§ **EXERCISE DETAILS**: Select every line of the data that contains the word "které" and copy each one in full.

§ **SOURCE DATA**:
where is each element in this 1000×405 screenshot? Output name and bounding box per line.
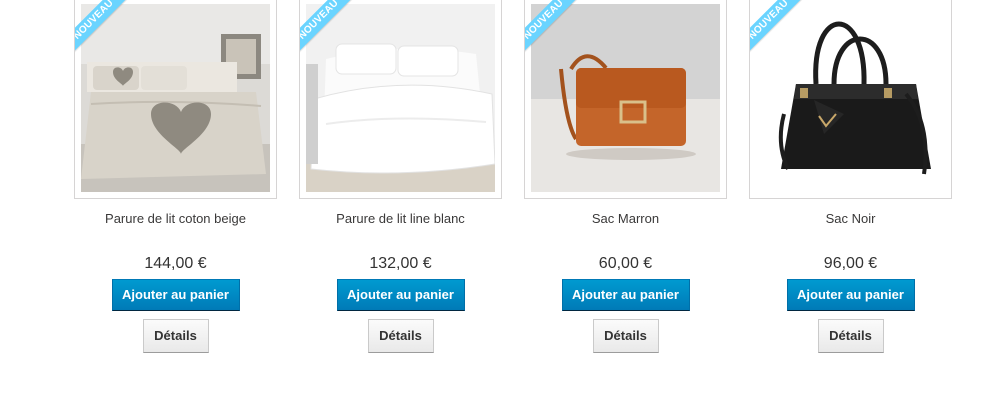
product-price: 132,00 € <box>369 255 432 272</box>
details-button[interactable]: Détails <box>592 319 659 353</box>
new-ribbon-label: NOUVEAU <box>525 0 589 65</box>
new-ribbon: NOUVEAU <box>75 0 153 78</box>
product-name-link[interactable]: Parure de lit line blanc <box>299 211 502 251</box>
new-ribbon-label: NOUVEAU <box>75 0 139 65</box>
details-button[interactable]: Détails <box>817 319 884 353</box>
product-price: 60,00 € <box>598 255 653 272</box>
product-name-link[interactable]: Sac Marron <box>524 211 727 251</box>
product-price: 96,00 € <box>823 255 878 272</box>
details-button[interactable]: Détails <box>367 319 434 353</box>
new-ribbon-label: NOUVEAU <box>300 0 364 65</box>
new-ribbon: NOUVEAU <box>525 0 603 78</box>
new-ribbon: NOUVEAU <box>300 0 378 78</box>
product-price: 144,00 € <box>144 255 207 272</box>
product-name-link[interactable]: Parure de lit coton beige <box>74 211 277 251</box>
add-to-cart-button[interactable]: Ajouter au panier <box>111 279 240 311</box>
product-image-link[interactable]: NOUVEAU <box>524 0 727 199</box>
product-image-link[interactable]: NOUVEAU <box>299 0 502 199</box>
details-button[interactable]: Détails <box>142 319 209 353</box>
product-image-link[interactable]: NOUVEAU <box>74 0 277 199</box>
add-to-cart-button[interactable]: Ajouter au panier <box>786 279 915 311</box>
add-to-cart-button[interactable]: Ajouter au panier <box>336 279 465 311</box>
new-ribbon-label: NOUVEAU <box>750 0 814 65</box>
add-to-cart-button[interactable]: Ajouter au panier <box>561 279 690 311</box>
product-card: NOUVEAU Sac Marron 60,00 € Ajouter au pa… <box>524 0 727 353</box>
product-name-link[interactable]: Sac Noir <box>749 211 952 251</box>
new-ribbon: NOUVEAU <box>750 0 828 78</box>
product-card: NOUVEAU Parure de lit line blanc 132,00 … <box>299 0 502 353</box>
product-card: NOUVEAU Sac Noir 96,00 € Ajouter au pani… <box>749 0 952 353</box>
product-image-link[interactable]: NOUVEAU <box>749 0 952 199</box>
product-card: NOUVEAU Parure de lit coton beige 144,00… <box>74 0 277 353</box>
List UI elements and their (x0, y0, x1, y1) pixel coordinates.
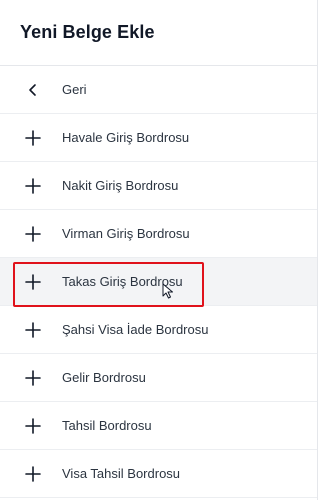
menu-item-nakit-giris-bordrosu[interactable]: Nakit Giriş Bordrosu (0, 162, 317, 210)
plus-icon (22, 175, 44, 197)
menu-item-gelir-bordrosu[interactable]: Gelir Bordrosu (0, 354, 317, 402)
back-label: Geri (62, 82, 87, 97)
menu-item-label: Takas Giriş Bordrosu (62, 274, 183, 289)
plus-icon (22, 127, 44, 149)
menu-item-virman-giris-bordrosu[interactable]: Virman Giriş Bordrosu (0, 210, 317, 258)
plus-icon (22, 319, 44, 341)
chevron-left-icon (22, 79, 44, 101)
menu-item-label: Visa Tahsil Bordrosu (62, 466, 181, 481)
plus-icon (22, 223, 44, 245)
menu-item-label: Nakit Giriş Bordrosu (62, 178, 179, 193)
plus-icon (22, 463, 44, 485)
menu-item-tahsil-bordrosu[interactable]: Tahsil Bordrosu (0, 402, 317, 450)
menu-item-label: Virman Giriş Bordrosu (62, 226, 190, 241)
menu-item-label: Tahsil Bordrosu (62, 418, 152, 433)
menu-item-label: Gelir Bordrosu (62, 370, 146, 385)
menu-item-label: Şahsi Visa İade Bordrosu (62, 322, 209, 337)
menu-item-label: Havale Giriş Bordrosu (62, 130, 190, 145)
plus-icon (22, 271, 44, 293)
back-button[interactable]: Geri (0, 66, 317, 114)
plus-icon (22, 367, 44, 389)
plus-icon (22, 415, 44, 437)
menu-item-visa-tahsil-bordrosu[interactable]: Visa Tahsil Bordrosu (0, 450, 317, 498)
document-type-menu: Geri Havale Giriş Bordrosu Nakit Giriş B… (0, 66, 317, 498)
panel-header: Yeni Belge Ekle (0, 0, 317, 66)
menu-item-havale-giris-bordrosu[interactable]: Havale Giriş Bordrosu (0, 114, 317, 162)
page-title: Yeni Belge Ekle (20, 22, 155, 42)
menu-item-takas-giris-bordrosu[interactable]: Takas Giriş Bordrosu (0, 258, 317, 306)
new-document-panel: Yeni Belge Ekle Geri Havale Giriş Bordro… (0, 0, 318, 500)
menu-item-sahsi-visa-iade-bordrosu[interactable]: Şahsi Visa İade Bordrosu (0, 306, 317, 354)
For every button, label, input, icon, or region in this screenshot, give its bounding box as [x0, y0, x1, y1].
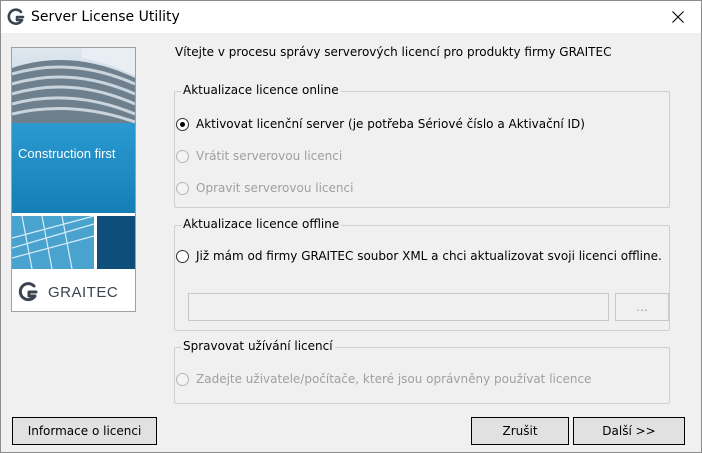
radio-repair-license[interactable]: Opravit serverovou licenci — [176, 181, 353, 195]
online-group-legend: Aktualizace licence online — [181, 83, 341, 97]
title-bar: Server License Utility — [1, 1, 701, 33]
browse-button[interactable]: ... — [615, 293, 669, 321]
radio-label: Aktivovat licenční server (je potřeba Sé… — [196, 117, 585, 131]
radio-usage-users[interactable]: Zadejte uživatele/počítače, které jsou o… — [176, 372, 591, 386]
radio-activate-server[interactable]: Aktivovat licenční server (je potřeba Sé… — [176, 117, 585, 131]
radio-button[interactable] — [176, 117, 189, 131]
product-banner: Construction first GRAITEC — [11, 47, 136, 312]
radio-label: Opravit serverovou licenci — [196, 181, 354, 195]
intro-text: Vítejte v procesu správy serverových lic… — [175, 45, 612, 59]
banner-tagline: Construction first — [18, 146, 116, 161]
graitec-g-icon — [7, 8, 25, 25]
next-button[interactable]: Další >> — [573, 417, 685, 445]
radio-label: Zadejte uživatele/počítače, které jsou o… — [196, 372, 592, 386]
radio-button[interactable] — [176, 249, 189, 263]
radio-label: Již mám od firmy GRAITEC soubor XML a ch… — [196, 249, 662, 263]
radio-button[interactable] — [176, 149, 189, 163]
xml-file-path-input[interactable] — [188, 293, 609, 321]
window-title: Server License Utility — [31, 9, 180, 25]
cancel-button[interactable]: Zrušit — [471, 417, 569, 445]
radio-offline-xml[interactable]: Již mám od firmy GRAITEC soubor XML a ch… — [176, 249, 662, 263]
offline-group-legend: Aktualizace licence offline — [181, 217, 342, 231]
close-icon — [672, 10, 684, 23]
radio-return-license[interactable]: Vrátit serverovou licenci — [176, 149, 342, 163]
banner-brand: GRAITEC — [48, 284, 119, 301]
radio-button[interactable] — [176, 372, 189, 386]
usage-group-legend: Spravovat užívání licencí — [181, 339, 335, 353]
radio-button[interactable] — [176, 181, 189, 195]
radio-label: Vrátit serverovou licenci — [196, 149, 343, 163]
license-info-button[interactable]: Informace o licenci — [12, 417, 157, 445]
close-button[interactable] — [655, 1, 701, 32]
steel-structure-image — [12, 215, 135, 270]
license-utility-window: Server License Utility Construction firs… — [0, 0, 702, 453]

§ **IN RESPONSE**:
radio-usage-users[interactable]: Zadejte uživatele/počítače, které jsou o… — [176, 372, 591, 386]
radio-label: Zadejte uživatele/počítače, které jsou o… — [196, 372, 592, 386]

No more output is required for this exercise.